[What is being asked]:
Check every line below for the string "this", and copy the lines that contain it.

[Information shown]:
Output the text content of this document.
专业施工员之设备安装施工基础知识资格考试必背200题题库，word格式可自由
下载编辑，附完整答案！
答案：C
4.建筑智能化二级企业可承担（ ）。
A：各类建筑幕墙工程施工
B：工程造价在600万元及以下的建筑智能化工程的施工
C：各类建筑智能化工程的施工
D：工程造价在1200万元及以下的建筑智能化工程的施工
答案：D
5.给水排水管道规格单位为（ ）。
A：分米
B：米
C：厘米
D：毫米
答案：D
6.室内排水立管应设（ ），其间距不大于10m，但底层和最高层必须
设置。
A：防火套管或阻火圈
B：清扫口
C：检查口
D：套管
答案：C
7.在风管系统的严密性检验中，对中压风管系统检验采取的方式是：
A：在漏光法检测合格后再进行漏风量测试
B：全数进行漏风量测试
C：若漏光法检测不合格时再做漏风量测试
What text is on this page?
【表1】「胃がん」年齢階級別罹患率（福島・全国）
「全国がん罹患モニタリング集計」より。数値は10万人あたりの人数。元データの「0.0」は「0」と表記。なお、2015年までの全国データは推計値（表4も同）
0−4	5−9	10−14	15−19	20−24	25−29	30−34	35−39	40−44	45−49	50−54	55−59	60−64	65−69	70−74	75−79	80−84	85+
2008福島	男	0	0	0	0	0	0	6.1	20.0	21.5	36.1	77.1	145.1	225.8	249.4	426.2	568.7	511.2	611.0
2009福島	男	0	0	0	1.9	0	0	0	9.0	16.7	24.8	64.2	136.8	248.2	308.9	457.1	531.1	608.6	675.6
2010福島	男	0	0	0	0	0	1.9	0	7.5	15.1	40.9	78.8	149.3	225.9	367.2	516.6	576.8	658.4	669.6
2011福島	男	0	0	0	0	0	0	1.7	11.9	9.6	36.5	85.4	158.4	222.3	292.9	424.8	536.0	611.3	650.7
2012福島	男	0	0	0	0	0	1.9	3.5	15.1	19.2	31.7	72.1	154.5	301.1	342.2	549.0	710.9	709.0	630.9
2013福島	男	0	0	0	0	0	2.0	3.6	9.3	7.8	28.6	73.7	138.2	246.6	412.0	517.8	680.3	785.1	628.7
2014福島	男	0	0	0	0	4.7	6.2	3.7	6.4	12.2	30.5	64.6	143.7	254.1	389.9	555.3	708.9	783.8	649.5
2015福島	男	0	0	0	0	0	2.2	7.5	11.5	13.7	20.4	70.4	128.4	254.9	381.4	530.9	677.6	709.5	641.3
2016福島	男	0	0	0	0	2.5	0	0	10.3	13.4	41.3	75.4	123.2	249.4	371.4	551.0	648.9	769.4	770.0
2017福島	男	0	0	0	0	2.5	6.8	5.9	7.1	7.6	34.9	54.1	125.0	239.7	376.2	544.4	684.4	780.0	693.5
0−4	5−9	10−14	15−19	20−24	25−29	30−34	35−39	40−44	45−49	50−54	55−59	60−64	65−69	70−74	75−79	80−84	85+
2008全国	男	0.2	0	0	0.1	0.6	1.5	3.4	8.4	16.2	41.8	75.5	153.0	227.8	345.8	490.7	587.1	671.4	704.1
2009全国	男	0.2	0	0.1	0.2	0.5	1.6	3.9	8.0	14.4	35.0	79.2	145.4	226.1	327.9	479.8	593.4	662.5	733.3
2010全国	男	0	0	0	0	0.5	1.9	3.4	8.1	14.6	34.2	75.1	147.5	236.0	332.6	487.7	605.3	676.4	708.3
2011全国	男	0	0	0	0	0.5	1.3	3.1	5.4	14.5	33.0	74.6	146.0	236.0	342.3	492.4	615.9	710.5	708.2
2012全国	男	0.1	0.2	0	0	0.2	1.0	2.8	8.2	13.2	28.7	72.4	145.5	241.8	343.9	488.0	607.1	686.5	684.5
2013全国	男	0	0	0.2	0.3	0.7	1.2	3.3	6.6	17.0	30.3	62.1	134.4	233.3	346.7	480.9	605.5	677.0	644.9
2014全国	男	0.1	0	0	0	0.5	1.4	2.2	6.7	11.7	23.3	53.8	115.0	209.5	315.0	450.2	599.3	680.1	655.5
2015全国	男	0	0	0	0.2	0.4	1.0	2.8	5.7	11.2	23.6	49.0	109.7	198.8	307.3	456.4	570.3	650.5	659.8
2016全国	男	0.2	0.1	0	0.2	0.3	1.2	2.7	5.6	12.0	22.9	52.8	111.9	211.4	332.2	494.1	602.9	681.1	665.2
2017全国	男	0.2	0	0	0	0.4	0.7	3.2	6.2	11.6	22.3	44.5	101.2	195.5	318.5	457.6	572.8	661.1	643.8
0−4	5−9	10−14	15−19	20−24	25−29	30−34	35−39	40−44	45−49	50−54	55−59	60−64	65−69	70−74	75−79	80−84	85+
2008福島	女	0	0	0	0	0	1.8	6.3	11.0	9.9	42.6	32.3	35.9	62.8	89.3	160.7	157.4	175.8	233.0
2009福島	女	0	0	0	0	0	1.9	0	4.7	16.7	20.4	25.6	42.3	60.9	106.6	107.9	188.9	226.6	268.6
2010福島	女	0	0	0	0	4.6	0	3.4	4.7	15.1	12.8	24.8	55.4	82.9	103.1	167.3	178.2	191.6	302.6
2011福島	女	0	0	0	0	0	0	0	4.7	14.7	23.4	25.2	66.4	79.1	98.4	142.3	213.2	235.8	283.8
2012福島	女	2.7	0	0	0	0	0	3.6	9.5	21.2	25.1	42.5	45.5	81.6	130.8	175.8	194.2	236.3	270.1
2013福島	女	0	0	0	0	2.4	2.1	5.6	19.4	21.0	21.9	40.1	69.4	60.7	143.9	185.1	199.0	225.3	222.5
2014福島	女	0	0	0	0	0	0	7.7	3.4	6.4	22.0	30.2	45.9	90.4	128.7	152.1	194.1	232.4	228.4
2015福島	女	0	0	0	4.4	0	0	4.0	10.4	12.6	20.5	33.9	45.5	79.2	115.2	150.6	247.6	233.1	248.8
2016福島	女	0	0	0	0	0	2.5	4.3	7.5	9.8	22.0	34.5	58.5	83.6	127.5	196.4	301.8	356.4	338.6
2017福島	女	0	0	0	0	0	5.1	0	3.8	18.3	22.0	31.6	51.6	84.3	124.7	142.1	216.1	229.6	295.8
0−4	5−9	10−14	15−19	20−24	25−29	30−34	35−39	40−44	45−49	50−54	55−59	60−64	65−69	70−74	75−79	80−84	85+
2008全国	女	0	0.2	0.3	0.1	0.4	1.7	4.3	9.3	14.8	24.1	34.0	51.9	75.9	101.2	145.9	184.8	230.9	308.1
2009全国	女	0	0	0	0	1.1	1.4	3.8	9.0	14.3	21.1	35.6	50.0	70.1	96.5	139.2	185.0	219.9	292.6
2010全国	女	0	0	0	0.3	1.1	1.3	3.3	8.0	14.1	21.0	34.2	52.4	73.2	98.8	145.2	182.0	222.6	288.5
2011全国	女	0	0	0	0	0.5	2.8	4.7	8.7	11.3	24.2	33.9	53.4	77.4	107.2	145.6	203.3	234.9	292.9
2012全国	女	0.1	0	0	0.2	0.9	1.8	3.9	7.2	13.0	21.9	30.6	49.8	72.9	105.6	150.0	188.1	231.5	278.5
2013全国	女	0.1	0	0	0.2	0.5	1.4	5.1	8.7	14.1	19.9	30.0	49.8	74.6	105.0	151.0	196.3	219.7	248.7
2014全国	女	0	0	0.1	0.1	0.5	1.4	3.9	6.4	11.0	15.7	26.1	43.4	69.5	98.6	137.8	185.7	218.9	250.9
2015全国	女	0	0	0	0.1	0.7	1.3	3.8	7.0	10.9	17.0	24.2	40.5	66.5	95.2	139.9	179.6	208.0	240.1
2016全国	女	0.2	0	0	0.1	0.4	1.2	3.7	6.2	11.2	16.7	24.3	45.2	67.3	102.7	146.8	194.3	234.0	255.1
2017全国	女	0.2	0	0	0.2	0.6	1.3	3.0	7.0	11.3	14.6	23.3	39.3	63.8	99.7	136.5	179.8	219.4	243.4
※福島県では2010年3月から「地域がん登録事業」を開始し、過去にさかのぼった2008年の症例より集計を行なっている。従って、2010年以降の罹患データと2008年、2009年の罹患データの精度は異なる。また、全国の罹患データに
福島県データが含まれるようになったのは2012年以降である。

[Worked answer]:
Output the text content of this document.
What text is on this page?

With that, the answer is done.